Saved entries
==*==
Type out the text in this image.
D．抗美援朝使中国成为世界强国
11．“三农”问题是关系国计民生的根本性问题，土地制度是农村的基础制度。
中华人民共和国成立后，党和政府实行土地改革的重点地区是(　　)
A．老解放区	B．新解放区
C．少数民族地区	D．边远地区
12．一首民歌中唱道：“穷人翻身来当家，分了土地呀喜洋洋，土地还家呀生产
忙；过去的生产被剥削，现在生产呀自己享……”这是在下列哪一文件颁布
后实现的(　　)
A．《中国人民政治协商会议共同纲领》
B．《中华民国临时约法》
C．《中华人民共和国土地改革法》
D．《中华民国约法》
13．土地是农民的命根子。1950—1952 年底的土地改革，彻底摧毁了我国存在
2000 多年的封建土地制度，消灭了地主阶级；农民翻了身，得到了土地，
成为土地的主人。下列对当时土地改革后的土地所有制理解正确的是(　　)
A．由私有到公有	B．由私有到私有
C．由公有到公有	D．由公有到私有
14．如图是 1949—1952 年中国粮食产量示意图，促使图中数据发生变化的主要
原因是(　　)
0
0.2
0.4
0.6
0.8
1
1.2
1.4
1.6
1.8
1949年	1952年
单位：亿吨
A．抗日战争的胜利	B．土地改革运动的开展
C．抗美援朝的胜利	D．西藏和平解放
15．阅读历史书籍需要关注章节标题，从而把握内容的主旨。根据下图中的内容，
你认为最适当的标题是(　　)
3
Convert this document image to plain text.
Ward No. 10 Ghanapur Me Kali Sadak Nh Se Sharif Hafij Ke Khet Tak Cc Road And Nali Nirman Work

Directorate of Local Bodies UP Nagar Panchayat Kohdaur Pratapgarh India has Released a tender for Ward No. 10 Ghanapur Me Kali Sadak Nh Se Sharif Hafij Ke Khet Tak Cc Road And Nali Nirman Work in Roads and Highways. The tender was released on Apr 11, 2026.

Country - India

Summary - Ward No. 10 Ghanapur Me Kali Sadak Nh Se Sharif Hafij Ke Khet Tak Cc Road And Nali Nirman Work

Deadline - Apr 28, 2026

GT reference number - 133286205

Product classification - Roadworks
==*==
GIVEN INSTRUCTION:
Go through the listing above and report how many of its lines contain the word "text", with only the number as output.

THE OUTPUT:
2